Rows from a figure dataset

───

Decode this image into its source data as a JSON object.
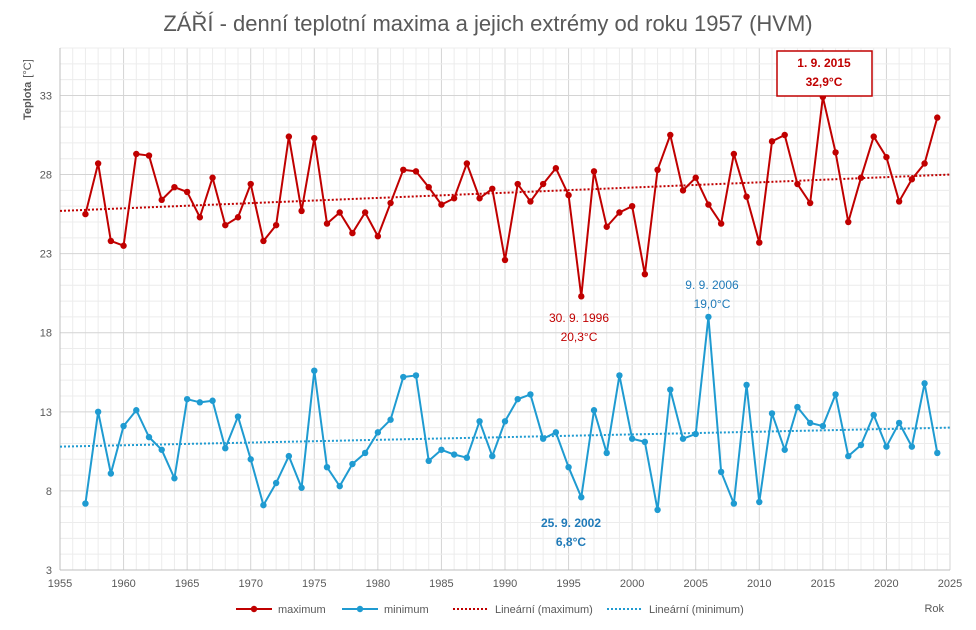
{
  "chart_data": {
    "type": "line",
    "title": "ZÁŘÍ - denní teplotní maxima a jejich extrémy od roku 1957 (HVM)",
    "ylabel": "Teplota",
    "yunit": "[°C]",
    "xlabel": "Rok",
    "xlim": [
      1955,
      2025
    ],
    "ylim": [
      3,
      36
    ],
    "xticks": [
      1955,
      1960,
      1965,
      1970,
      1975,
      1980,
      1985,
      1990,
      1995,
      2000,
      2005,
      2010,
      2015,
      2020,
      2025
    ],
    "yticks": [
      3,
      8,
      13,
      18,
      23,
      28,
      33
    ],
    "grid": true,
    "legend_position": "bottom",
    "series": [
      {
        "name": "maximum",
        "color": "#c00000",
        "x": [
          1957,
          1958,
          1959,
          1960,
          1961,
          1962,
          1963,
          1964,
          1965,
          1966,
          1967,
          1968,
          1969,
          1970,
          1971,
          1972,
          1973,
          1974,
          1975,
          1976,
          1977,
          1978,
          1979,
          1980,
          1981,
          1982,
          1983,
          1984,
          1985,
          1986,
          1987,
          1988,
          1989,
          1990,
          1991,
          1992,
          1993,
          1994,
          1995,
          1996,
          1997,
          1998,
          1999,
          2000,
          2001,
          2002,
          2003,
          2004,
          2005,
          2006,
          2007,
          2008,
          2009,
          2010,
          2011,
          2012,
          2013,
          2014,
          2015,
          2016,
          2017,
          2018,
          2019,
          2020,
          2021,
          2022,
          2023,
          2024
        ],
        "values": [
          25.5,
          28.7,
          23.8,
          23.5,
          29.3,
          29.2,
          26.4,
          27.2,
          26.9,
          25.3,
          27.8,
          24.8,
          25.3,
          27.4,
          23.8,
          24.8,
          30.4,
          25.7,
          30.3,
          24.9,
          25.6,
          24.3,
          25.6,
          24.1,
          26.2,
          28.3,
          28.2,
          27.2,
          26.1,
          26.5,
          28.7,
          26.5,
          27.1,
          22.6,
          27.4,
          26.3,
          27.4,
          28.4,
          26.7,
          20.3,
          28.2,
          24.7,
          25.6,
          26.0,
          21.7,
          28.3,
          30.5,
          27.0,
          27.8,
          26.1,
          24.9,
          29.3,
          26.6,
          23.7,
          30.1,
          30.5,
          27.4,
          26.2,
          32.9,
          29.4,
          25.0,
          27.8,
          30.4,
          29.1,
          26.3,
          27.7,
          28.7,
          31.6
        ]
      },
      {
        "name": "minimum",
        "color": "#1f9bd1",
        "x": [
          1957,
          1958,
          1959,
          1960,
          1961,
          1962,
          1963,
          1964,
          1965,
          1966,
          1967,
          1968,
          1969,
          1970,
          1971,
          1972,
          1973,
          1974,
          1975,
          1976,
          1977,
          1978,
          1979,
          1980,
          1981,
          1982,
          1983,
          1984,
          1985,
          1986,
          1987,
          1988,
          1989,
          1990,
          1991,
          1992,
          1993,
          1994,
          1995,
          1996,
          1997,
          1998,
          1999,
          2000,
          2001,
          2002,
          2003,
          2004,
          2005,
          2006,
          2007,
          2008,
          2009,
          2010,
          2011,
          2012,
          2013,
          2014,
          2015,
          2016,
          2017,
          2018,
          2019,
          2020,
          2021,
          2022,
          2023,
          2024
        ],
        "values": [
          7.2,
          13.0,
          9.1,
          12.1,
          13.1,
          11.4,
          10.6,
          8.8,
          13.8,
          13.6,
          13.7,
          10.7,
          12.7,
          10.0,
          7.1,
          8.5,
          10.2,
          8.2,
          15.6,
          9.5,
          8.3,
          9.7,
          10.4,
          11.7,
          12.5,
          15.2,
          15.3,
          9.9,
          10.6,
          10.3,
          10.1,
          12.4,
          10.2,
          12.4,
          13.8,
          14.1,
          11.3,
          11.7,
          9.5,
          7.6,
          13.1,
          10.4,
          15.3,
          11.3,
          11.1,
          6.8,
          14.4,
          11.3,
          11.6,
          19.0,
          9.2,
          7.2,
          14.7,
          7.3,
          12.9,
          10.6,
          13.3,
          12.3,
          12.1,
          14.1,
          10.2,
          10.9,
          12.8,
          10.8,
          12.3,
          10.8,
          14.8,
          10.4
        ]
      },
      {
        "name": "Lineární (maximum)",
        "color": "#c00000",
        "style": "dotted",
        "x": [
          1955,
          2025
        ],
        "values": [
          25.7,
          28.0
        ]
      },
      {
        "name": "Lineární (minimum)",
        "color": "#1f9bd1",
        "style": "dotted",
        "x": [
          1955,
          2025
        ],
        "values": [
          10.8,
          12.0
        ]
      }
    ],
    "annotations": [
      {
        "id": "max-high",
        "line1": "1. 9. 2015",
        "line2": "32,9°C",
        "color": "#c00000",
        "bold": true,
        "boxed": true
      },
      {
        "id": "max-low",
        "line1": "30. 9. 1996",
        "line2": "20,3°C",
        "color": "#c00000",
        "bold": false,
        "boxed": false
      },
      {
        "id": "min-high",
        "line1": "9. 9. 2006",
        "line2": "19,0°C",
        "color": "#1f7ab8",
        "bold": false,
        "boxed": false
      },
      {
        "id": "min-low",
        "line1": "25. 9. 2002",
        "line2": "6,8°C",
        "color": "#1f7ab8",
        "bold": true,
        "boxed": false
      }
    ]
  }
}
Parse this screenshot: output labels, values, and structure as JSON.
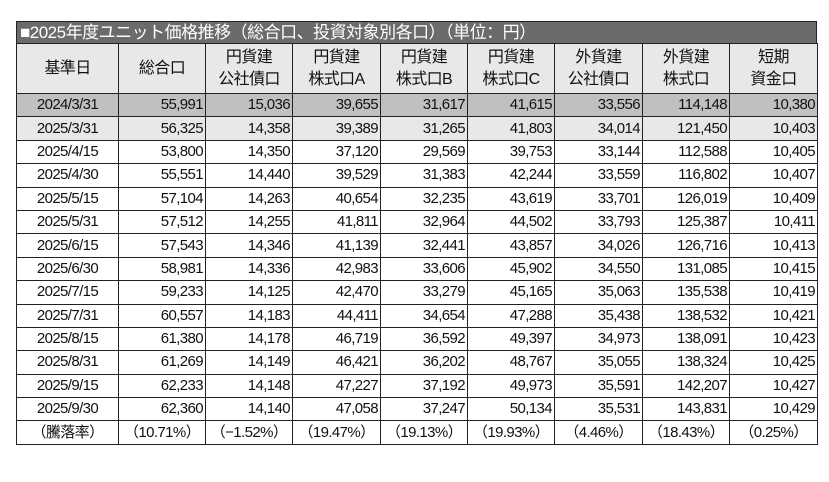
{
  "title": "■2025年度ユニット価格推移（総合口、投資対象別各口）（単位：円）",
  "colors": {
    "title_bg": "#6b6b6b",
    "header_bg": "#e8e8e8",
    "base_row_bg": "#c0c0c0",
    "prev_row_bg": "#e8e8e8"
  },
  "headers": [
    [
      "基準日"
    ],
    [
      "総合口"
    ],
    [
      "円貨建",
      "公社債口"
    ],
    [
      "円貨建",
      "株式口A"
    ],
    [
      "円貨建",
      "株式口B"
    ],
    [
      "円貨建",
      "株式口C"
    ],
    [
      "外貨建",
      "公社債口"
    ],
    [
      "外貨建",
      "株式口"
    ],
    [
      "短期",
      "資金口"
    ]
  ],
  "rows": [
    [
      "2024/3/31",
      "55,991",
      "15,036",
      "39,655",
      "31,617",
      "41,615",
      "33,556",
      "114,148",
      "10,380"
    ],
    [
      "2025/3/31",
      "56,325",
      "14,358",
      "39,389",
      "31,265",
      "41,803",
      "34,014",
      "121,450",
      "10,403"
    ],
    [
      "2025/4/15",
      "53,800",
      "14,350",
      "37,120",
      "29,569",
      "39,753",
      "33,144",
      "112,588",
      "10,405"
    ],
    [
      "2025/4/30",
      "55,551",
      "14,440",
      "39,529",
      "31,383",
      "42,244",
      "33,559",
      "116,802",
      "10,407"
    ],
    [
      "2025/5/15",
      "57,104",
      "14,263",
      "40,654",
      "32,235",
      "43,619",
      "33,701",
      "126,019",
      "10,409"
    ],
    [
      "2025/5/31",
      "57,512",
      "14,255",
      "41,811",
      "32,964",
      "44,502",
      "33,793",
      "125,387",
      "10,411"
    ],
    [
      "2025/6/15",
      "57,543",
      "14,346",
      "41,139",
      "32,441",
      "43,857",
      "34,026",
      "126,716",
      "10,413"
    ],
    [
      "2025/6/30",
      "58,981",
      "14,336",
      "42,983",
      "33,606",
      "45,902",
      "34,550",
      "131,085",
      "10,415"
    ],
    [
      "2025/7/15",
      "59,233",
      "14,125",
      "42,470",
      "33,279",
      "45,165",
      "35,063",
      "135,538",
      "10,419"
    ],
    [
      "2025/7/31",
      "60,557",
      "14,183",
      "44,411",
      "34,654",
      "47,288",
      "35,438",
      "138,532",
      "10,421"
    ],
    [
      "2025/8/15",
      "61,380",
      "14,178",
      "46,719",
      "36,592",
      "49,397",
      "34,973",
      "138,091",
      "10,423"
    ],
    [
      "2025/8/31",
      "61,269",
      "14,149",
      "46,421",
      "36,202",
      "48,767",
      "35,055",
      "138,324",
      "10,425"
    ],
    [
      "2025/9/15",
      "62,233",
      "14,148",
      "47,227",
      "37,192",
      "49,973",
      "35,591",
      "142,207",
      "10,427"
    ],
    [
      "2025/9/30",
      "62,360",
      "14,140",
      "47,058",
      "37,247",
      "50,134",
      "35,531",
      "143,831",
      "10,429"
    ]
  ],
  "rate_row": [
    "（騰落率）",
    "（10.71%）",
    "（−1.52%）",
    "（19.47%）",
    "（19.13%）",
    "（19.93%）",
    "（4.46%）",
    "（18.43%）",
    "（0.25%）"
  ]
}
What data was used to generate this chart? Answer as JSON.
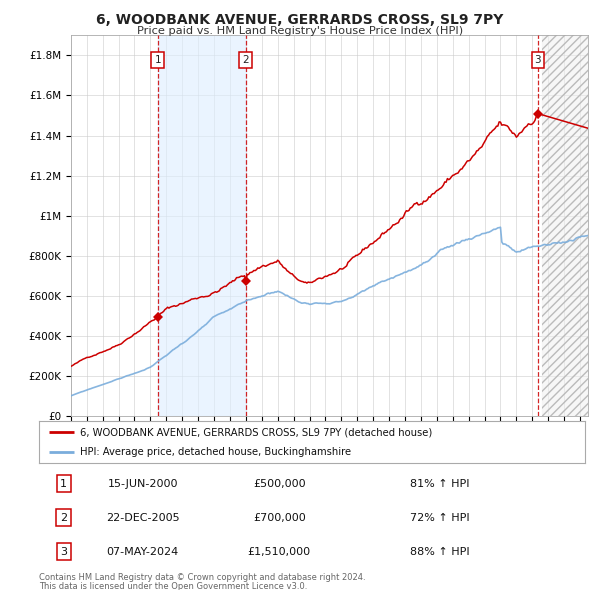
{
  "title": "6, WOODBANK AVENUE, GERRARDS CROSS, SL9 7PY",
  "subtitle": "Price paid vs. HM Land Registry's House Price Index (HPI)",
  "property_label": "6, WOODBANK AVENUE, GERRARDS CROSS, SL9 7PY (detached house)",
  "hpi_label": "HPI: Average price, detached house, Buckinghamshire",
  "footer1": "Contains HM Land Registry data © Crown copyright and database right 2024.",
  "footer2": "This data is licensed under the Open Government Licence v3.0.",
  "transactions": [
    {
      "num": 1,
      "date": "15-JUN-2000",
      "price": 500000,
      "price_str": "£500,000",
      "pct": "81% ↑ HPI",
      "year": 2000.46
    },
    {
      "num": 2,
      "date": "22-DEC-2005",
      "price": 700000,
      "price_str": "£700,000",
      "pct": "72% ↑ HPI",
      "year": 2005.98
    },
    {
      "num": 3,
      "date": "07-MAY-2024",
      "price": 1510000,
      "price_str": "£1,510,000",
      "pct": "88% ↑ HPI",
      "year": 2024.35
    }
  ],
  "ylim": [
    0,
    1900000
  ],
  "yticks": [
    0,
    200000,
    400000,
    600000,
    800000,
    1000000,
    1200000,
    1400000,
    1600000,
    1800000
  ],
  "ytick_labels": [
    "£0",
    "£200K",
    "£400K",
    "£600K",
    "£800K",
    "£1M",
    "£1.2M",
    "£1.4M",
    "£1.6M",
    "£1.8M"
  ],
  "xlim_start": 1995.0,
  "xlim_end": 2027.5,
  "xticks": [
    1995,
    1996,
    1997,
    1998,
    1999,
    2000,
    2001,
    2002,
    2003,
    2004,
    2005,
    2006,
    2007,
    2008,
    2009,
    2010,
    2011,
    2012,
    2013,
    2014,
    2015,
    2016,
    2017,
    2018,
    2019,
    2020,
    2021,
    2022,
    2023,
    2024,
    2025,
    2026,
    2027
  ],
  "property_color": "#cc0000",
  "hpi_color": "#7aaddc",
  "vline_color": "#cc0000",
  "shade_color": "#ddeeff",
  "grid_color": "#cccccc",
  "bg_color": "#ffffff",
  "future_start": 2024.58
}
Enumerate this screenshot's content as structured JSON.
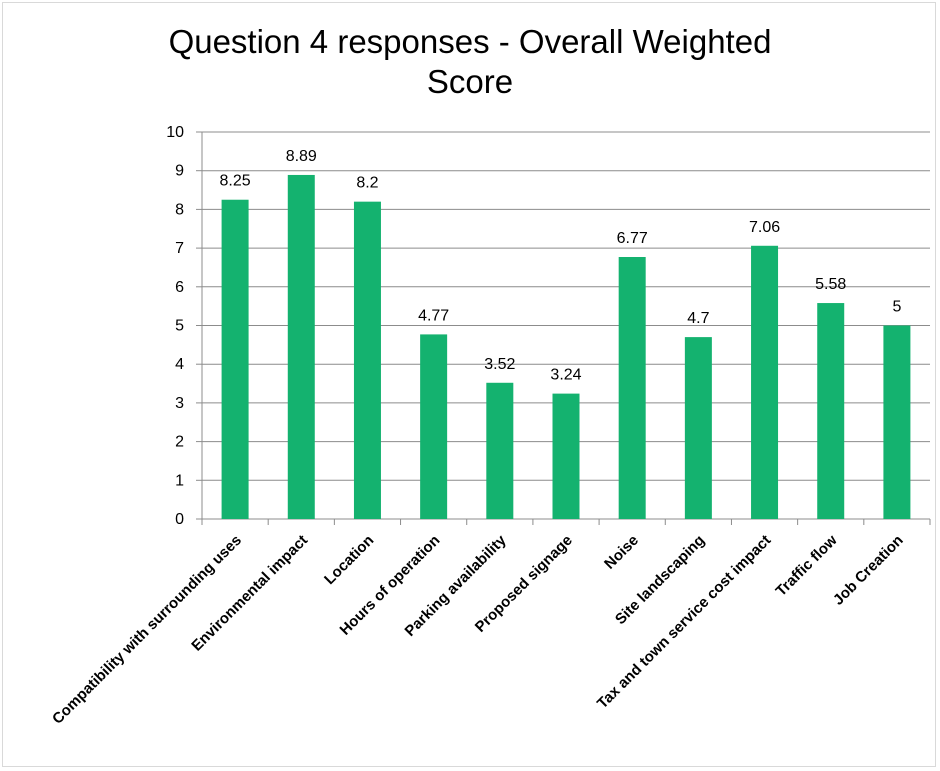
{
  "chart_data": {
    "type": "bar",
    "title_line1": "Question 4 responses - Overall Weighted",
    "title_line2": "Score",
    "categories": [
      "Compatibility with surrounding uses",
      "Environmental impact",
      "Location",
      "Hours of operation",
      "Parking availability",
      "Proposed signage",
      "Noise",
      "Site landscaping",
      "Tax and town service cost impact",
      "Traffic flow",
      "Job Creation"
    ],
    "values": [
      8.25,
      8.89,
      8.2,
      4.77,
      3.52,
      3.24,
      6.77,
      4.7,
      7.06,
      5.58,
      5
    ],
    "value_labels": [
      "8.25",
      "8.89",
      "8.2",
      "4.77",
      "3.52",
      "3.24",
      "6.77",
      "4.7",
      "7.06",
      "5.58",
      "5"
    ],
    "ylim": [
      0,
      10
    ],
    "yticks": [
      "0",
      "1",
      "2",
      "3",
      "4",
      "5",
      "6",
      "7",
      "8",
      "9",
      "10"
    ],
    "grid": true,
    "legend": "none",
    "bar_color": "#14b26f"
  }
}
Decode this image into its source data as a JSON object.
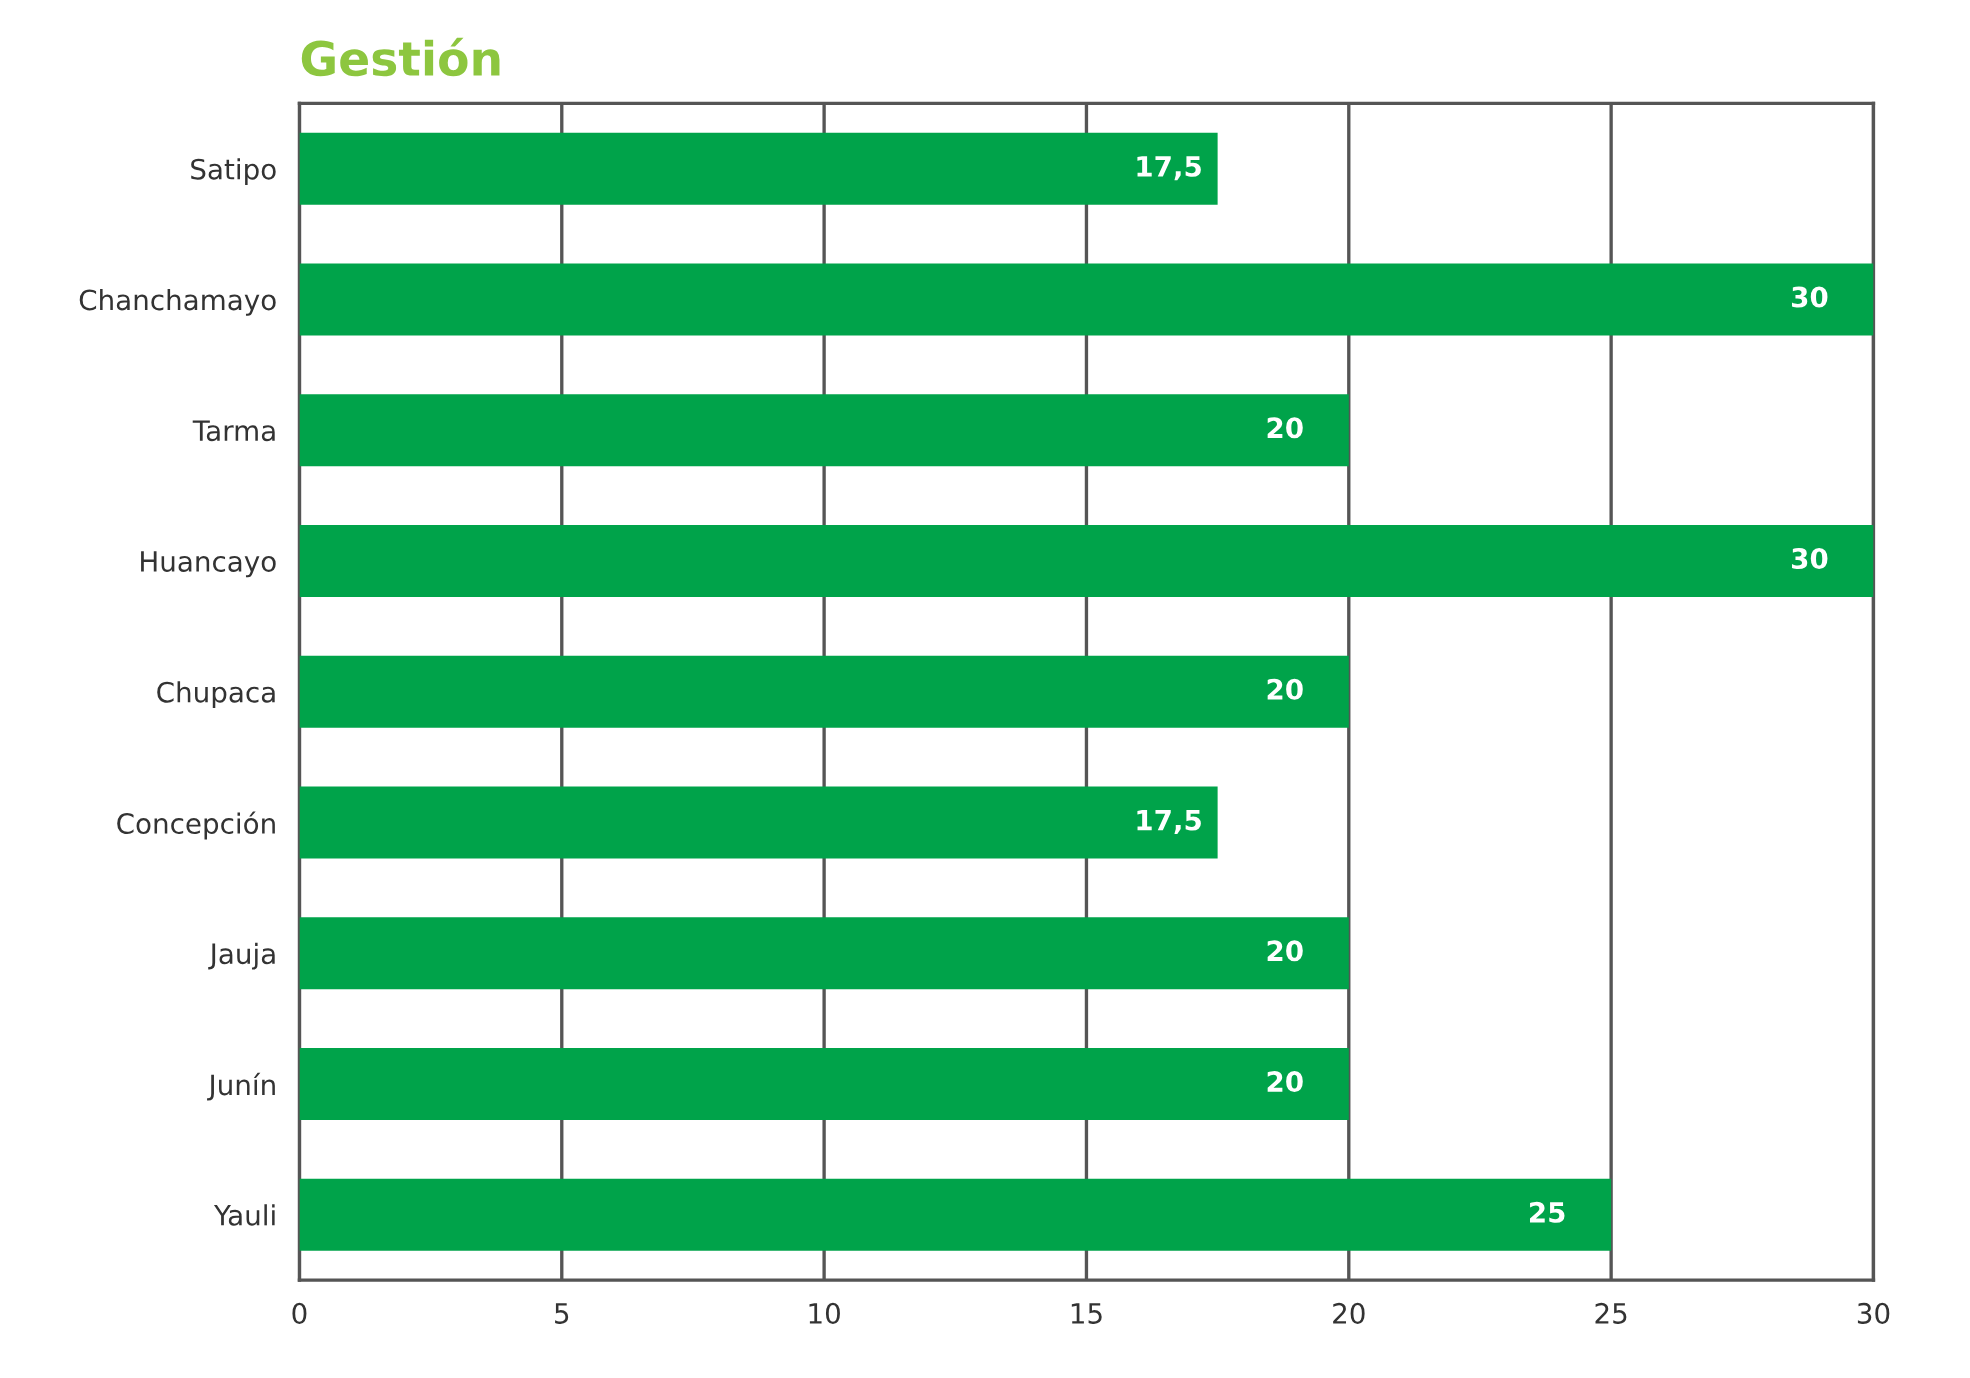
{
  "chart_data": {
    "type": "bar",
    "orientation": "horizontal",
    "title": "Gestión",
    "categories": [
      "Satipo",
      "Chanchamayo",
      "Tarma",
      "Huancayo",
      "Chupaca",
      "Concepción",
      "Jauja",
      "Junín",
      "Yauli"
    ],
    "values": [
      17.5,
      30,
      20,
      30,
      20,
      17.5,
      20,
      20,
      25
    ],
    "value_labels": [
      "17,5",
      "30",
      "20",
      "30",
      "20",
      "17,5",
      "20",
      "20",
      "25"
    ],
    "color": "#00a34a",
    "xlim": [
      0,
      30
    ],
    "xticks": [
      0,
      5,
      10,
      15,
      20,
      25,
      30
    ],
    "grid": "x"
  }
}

───

WHAT YOU ARE ASKED TO DO:
Which lines contain the word "minimum"? Copy each one.

IN RESPONSE:
        "name": "minimum",
        "name": "Lineární (minimum)",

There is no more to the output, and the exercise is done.